## START Data for this task

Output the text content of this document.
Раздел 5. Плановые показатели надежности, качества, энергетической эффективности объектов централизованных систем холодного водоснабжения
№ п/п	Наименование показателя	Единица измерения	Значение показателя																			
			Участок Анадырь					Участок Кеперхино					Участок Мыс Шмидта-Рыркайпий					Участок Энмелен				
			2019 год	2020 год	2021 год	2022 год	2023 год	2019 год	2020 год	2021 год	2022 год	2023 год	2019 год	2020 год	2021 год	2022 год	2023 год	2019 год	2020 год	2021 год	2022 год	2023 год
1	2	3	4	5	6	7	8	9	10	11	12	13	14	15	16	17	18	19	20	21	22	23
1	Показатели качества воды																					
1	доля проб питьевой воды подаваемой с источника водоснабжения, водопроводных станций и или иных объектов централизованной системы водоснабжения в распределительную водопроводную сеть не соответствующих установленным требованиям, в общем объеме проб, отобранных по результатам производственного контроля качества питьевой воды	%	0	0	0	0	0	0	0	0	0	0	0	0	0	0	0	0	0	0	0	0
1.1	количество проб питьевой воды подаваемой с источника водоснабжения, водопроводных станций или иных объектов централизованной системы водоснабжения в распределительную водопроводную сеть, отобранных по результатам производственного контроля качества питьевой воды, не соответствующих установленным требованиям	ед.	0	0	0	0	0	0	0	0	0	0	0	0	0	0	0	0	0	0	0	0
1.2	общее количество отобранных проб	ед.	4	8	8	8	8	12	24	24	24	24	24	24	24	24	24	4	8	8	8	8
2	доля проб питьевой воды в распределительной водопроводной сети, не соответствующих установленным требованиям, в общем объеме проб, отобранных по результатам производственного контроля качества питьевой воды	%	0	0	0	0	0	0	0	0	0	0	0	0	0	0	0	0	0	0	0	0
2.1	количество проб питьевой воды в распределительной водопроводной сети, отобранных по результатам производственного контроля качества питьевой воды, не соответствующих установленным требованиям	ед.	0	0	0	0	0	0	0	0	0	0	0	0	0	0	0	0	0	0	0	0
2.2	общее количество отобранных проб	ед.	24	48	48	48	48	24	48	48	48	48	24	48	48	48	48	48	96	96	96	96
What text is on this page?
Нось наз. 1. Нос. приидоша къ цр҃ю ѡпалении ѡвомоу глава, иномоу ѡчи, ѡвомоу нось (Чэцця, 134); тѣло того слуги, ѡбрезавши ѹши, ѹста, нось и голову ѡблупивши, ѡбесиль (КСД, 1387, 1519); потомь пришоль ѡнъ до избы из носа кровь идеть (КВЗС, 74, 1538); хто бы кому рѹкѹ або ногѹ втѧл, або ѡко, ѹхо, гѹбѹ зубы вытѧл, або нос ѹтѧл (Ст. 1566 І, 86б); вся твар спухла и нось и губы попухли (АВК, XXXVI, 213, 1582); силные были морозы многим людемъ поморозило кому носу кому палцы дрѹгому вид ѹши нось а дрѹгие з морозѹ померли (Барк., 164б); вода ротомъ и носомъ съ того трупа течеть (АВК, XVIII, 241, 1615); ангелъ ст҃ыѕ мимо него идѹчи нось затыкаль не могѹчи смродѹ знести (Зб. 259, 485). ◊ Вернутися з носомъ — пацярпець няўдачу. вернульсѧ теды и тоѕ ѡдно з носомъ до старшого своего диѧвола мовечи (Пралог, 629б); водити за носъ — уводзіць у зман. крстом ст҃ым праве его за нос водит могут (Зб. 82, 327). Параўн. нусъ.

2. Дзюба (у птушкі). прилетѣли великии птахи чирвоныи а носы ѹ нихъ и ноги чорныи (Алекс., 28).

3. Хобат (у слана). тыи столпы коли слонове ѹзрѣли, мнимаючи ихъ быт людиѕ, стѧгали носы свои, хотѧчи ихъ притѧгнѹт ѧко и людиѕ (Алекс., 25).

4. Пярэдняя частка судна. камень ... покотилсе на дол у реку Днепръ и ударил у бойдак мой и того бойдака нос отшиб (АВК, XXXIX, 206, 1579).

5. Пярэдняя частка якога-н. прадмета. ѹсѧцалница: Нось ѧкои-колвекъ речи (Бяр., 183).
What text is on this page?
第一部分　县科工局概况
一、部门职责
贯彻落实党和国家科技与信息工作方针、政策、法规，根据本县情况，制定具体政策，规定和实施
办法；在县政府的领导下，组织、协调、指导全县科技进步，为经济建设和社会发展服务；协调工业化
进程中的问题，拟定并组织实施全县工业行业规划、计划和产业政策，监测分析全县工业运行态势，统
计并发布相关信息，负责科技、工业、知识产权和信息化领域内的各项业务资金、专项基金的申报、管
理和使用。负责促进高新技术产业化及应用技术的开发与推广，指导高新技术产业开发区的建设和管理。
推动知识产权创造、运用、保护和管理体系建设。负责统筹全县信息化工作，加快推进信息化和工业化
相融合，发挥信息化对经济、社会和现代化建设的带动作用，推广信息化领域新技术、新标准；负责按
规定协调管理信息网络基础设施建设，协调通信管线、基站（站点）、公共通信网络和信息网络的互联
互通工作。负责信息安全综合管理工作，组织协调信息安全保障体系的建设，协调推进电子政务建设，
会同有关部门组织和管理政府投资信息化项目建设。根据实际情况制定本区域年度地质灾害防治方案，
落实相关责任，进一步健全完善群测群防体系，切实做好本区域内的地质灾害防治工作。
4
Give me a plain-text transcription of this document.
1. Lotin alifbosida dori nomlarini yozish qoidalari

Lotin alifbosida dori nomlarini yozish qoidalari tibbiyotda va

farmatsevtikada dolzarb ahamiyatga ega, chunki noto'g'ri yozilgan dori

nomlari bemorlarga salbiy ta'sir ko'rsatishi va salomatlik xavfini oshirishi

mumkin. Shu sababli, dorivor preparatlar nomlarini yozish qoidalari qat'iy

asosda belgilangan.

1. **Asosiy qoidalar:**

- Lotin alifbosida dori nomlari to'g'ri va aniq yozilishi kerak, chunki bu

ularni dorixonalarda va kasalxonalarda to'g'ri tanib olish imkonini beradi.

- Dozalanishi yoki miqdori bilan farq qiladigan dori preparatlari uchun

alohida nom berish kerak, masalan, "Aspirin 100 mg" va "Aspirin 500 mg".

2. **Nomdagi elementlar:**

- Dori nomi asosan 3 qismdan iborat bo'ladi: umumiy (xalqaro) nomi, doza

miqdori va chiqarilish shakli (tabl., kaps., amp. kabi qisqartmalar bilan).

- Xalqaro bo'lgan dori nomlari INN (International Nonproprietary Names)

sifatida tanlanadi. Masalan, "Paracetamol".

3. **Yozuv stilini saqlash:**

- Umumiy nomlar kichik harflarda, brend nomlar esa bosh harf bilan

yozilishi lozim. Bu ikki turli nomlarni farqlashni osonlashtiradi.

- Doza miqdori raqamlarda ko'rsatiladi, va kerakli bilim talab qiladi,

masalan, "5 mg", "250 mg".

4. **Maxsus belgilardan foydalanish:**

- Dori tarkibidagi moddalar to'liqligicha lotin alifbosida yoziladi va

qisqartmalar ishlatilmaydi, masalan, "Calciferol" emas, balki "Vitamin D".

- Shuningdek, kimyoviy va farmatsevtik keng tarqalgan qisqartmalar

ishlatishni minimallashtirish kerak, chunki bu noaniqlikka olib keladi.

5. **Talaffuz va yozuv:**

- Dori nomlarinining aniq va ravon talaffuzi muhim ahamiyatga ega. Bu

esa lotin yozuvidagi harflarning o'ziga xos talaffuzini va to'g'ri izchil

## END Data for this task

What is needed => From the listing above, copy every line that holds the string "Алекс".

The answer =>
2. Дзюба (у птушкі). прилетѣли великии птахи чирвоныи а носы ѹ нихъ и ноги чорныи (Алекс., 28).
3. Хобат (у слана). тыи столпы коли слонове ѹзрѣли, мнимаючи ихъ быт людиѕ, стѧгали носы свои, хотѧчи ихъ притѧгнѹт ѧко и людиѕ (Алекс., 25).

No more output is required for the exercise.